_YOUR OBJECTIVE_. Transcribe all the records with complete accuracy.

_RECORDS PROVIDED_.
------

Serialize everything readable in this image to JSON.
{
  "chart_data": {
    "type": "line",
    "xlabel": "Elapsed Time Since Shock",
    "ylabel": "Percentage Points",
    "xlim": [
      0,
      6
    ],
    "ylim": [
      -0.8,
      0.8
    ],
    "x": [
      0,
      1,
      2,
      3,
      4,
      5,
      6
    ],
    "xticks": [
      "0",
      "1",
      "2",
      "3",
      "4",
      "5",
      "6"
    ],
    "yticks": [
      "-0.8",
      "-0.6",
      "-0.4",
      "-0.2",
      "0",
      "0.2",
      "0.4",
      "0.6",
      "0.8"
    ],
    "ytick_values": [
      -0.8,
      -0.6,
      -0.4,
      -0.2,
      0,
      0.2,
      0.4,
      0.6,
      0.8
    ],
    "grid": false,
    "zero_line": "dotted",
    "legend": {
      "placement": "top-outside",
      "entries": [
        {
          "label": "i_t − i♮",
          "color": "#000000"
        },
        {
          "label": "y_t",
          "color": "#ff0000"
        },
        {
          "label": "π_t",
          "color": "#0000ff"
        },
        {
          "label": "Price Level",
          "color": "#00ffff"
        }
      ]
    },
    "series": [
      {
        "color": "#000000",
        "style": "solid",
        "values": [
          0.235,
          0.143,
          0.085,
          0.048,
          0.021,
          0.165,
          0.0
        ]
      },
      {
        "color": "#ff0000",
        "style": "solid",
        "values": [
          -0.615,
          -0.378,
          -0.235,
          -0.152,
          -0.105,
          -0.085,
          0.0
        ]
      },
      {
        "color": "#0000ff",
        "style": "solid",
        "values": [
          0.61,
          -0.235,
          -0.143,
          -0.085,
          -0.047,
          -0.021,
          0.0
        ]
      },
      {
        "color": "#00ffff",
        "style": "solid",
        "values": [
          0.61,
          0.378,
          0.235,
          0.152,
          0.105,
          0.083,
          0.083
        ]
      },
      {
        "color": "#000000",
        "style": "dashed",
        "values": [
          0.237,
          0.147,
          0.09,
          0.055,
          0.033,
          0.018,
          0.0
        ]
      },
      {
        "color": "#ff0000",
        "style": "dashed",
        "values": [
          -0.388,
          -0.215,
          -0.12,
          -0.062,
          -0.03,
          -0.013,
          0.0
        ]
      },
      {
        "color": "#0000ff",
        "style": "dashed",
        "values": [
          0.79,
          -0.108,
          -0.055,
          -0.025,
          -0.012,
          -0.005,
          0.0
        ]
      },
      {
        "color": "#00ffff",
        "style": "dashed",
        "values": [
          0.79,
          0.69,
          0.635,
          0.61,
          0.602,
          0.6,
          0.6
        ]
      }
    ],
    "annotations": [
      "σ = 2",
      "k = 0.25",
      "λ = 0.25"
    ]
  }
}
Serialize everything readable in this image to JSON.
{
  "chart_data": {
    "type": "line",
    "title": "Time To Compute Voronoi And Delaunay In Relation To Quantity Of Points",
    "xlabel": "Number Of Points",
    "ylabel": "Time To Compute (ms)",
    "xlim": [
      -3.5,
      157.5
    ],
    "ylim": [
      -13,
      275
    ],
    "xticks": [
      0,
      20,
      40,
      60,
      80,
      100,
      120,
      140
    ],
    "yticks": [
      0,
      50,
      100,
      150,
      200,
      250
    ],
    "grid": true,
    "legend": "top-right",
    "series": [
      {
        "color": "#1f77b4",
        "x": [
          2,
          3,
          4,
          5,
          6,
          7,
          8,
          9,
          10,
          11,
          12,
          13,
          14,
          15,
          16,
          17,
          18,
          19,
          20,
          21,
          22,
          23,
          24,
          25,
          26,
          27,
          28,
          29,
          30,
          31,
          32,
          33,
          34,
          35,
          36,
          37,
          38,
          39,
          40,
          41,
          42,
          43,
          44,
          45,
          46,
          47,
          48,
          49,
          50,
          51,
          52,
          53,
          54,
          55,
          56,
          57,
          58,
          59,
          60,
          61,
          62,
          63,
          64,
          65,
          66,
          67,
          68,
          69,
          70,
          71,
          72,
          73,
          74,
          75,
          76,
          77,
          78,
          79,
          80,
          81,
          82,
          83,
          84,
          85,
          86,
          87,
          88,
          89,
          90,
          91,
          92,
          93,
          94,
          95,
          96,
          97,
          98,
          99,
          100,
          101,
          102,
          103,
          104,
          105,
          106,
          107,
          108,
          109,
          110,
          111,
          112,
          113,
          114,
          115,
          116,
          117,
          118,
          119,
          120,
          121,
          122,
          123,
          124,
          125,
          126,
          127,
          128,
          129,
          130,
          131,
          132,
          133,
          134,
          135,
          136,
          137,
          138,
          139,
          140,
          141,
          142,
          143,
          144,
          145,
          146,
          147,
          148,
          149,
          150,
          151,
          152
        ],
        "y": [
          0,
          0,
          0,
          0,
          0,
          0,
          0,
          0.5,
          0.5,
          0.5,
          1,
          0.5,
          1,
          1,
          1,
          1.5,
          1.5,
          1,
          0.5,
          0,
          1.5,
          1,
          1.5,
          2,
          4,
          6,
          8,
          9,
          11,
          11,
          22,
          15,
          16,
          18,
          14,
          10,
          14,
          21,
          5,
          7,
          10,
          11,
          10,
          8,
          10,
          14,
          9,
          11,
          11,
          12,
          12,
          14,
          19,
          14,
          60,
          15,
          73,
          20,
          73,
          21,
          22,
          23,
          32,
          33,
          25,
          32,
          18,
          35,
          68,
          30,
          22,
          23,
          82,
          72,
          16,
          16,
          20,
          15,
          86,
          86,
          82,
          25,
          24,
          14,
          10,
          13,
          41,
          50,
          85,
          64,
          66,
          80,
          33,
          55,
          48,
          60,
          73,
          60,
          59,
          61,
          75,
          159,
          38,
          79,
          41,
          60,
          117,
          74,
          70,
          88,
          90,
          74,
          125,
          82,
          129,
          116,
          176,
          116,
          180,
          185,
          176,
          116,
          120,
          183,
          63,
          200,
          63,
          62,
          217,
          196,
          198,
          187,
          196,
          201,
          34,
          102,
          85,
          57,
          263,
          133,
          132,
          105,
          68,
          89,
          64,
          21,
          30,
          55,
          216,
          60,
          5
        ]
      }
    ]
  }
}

------

_EXERCISE ANSWER_.
Serialize everything readable in this image to JSON.
{
  "chart_data": {
    "type": "line",
    "xlabel": "Elapsed Time Since Shock",
    "ylabel": "Percentage Points",
    "xlim": [
      0,
      6
    ],
    "ylim": [
      -0.8,
      0.8
    ],
    "x": [
      0,
      1,
      2,
      3,
      4,
      5,
      6
    ],
    "xticks": [
      "0",
      "1",
      "2",
      "3",
      "4",
      "5",
      "6"
    ],
    "yticks": [
      "-0.8",
      "-0.6",
      "-0.4",
      "-0.2",
      "0",
      "0.2",
      "0.4",
      "0.6",
      "0.8"
    ],
    "ytick_values": [
      -0.8,
      -0.6,
      -0.4,
      -0.2,
      0,
      0.2,
      0.4,
      0.6,
      0.8
    ],
    "grid": false,
    "zero_line": "dotted",
    "legend": {
      "placement": "top-outside",
      "entries": [
        {
          "label": "i_t − i♮",
          "color": "#000000"
        },
        {
          "label": "y_t",
          "color": "#ff0000"
        },
        {
          "label": "π_t",
          "color": "#0000ff"
        },
        {
          "label": "Price Level",
          "color": "#00ffff"
        }
      ]
    },
    "series": [
      {
        "color": "#000000",
        "style": "solid",
        "values": [
          0.235,
          0.143,
          0.085,
          0.048,
          0.021,
          0.165,
          0.0
        ]
      },
      {
        "color": "#ff0000",
        "style": "solid",
        "values": [
          -0.615,
          -0.378,
          -0.235,
          -0.152,
          -0.105,
          -0.085,
          0.0
        ]
      },
      {
        "color": "#0000ff",
        "style": "solid",
        "values": [
          0.61,
          -0.235,
          -0.143,
          -0.085,
          -0.047,
          -0.021,
          0.0
        ]
      },
      {
        "color": "#00ffff",
        "style": "solid",
        "values": [
          0.61,
          0.378,
          0.235,
          0.152,
          0.105,
          0.083,
          0.083
        ]
      },
      {
        "color": "#000000",
        "style": "dashed",
        "values": [
          0.237,
          0.147,
          0.09,
          0.055,
          0.033,
          0.018,
          0.0
        ]
      },
      {
        "color": "#ff0000",
        "style": "dashed",
        "values": [
          -0.388,
          -0.215,
          -0.12,
          -0.062,
          -0.03,
          -0.013,
          0.0
        ]
      },
      {
        "color": "#0000ff",
        "style": "dashed",
        "values": [
          0.79,
          -0.108,
          -0.055,
          -0.025,
          -0.012,
          -0.005,
          0.0
        ]
      },
      {
        "color": "#00ffff",
        "style": "dashed",
        "values": [
          0.79,
          0.69,
          0.635,
          0.61,
          0.602,
          0.6,
          0.6
        ]
      }
    ],
    "annotations": [
      "σ = 2",
      "k = 0.25",
      "λ = 0.25"
    ]
  }
}
Serialize everything readable in this image to JSON.
{
  "chart_data": {
    "type": "line",
    "title": "Time To Compute Voronoi And Delaunay In Relation To Quantity Of Points",
    "xlabel": "Number Of Points",
    "ylabel": "Time To Compute (ms)",
    "xlim": [
      -3.5,
      157.5
    ],
    "ylim": [
      -13,
      275
    ],
    "xticks": [
      0,
      20,
      40,
      60,
      80,
      100,
      120,
      140
    ],
    "yticks": [
      0,
      50,
      100,
      150,
      200,
      250
    ],
    "grid": true,
    "legend": "top-right",
    "series": [
      {
        "color": "#1f77b4",
        "x": [
          2,
          3,
          4,
          5,
          6,
          7,
          8,
          9,
          10,
          11,
          12,
          13,
          14,
          15,
          16,
          17,
          18,
          19,
          20,
          21,
          22,
          23,
          24,
          25,
          26,
          27,
          28,
          29,
          30,
          31,
          32,
          33,
          34,
          35,
          36,
          37,
          38,
          39,
          40,
          41,
          42,
          43,
          44,
          45,
          46,
          47,
          48,
          49,
          50,
          51,
          52,
          53,
          54,
          55,
          56,
          57,
          58,
          59,
          60,
          61,
          62,
          63,
          64,
          65,
          66,
          67,
          68,
          69,
          70,
          71,
          72,
          73,
          74,
          75,
          76,
          77,
          78,
          79,
          80,
          81,
          82,
          83,
          84,
          85,
          86,
          87,
          88,
          89,
          90,
          91,
          92,
          93,
          94,
          95,
          96,
          97,
          98,
          99,
          100,
          101,
          102,
          103,
          104,
          105,
          106,
          107,
          108,
          109,
          110,
          111,
          112,
          113,
          114,
          115,
          116,
          117,
          118,
          119,
          120,
          121,
          122,
          123,
          124,
          125,
          126,
          127,
          128,
          129,
          130,
          131,
          132,
          133,
          134,
          135,
          136,
          137,
          138,
          139,
          140,
          141,
          142,
          143,
          144,
          145,
          146,
          147,
          148,
          149,
          150,
          151,
          152
        ],
        "y": [
          0,
          0,
          0,
          0,
          0,
          0,
          0,
          0.5,
          0.5,
          0.5,
          1,
          0.5,
          1,
          1,
          1,
          1.5,
          1.5,
          1,
          0.5,
          0,
          1.5,
          1,
          1.5,
          2,
          4,
          6,
          8,
          9,
          11,
          11,
          22,
          15,
          16,
          18,
          14,
          10,
          14,
          21,
          5,
          7,
          10,
          11,
          10,
          8,
          10,
          14,
          9,
          11,
          11,
          12,
          12,
          14,
          19,
          14,
          60,
          15,
          73,
          20,
          73,
          21,
          22,
          23,
          32,
          33,
          25,
          32,
          18,
          35,
          68,
          30,
          22,
          23,
          82,
          72,
          16,
          16,
          20,
          15,
          86,
          86,
          82,
          25,
          24,
          14,
          10,
          13,
          41,
          50,
          85,
          64,
          66,
          80,
          33,
          55,
          48,
          60,
          73,
          60,
          59,
          61,
          75,
          159,
          38,
          79,
          41,
          60,
          117,
          74,
          70,
          88,
          90,
          74,
          125,
          82,
          129,
          116,
          176,
          116,
          180,
          185,
          176,
          116,
          120,
          183,
          63,
          200,
          63,
          62,
          217,
          196,
          198,
          187,
          196,
          201,
          34,
          102,
          85,
          57,
          263,
          133,
          132,
          105,
          68,
          89,
          64,
          21,
          30,
          55,
          216,
          60,
          5
        ]
      }
    ]
  }
}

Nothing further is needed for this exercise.